Do this ::
Please write out the material that follows, exactly as it stands.

Start of Data

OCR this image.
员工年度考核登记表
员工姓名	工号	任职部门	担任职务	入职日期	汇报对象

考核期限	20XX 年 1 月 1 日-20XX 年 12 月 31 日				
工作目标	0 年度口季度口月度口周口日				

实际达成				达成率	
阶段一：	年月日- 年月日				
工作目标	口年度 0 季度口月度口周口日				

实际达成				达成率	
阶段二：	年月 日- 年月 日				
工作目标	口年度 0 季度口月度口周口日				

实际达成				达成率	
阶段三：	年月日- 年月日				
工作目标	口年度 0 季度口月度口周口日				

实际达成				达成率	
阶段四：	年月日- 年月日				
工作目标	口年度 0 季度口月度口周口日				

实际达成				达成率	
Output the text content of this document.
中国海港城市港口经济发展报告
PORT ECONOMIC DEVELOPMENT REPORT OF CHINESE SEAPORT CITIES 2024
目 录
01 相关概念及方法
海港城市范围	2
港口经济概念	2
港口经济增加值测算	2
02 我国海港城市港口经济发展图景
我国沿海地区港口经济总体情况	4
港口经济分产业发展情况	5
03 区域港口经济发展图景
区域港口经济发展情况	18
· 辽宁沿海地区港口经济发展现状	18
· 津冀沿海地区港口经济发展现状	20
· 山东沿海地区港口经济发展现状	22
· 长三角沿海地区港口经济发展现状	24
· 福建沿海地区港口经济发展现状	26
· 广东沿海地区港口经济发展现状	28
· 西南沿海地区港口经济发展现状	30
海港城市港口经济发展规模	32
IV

End of Data

Response ::
OCR this image.
员工年度考核登记表
员工姓名	工号	任职部门	担任职务	入职日期	汇报对象

考核期限	20XX 年 1 月 1 日-20XX 年 12 月 31 日				
工作目标	0 年度口季度口月度口周口日				

实际达成				达成率	
阶段一：	年月日- 年月日				
工作目标	口年度 0 季度口月度口周口日				

实际达成				达成率	
阶段二：	年月 日- 年月 日				
工作目标	口年度 0 季度口月度口周口日				

实际达成				达成率	
阶段三：	年月日- 年月日				
工作目标	口年度 0 季度口月度口周口日				

实际达成				达成率	
阶段四：	年月日- 年月日				
工作目标	口年度 0 季度口月度口周口日				

实际达成				达成率	
Output the text content of this document.
中国海港城市港口经济发展报告
PORT ECONOMIC DEVELOPMENT REPORT OF CHINESE SEAPORT CITIES 2024
目 录
01 相关概念及方法
海港城市范围	2
港口经济概念	2
港口经济增加值测算	2
02 我国海港城市港口经济发展图景
我国沿海地区港口经济总体情况	4
港口经济分产业发展情况	5
03 区域港口经济发展图景
区域港口经济发展情况	18
· 辽宁沿海地区港口经济发展现状	18
· 津冀沿海地区港口经济发展现状	20
· 山东沿海地区港口经济发展现状	22
· 长三角沿海地区港口经济发展现状	24
· 福建沿海地区港口经济发展现状	26
· 广东沿海地区港口经济发展现状	28
· 西南沿海地区港口经济发展现状	30
海港城市港口经济发展规模	32
IV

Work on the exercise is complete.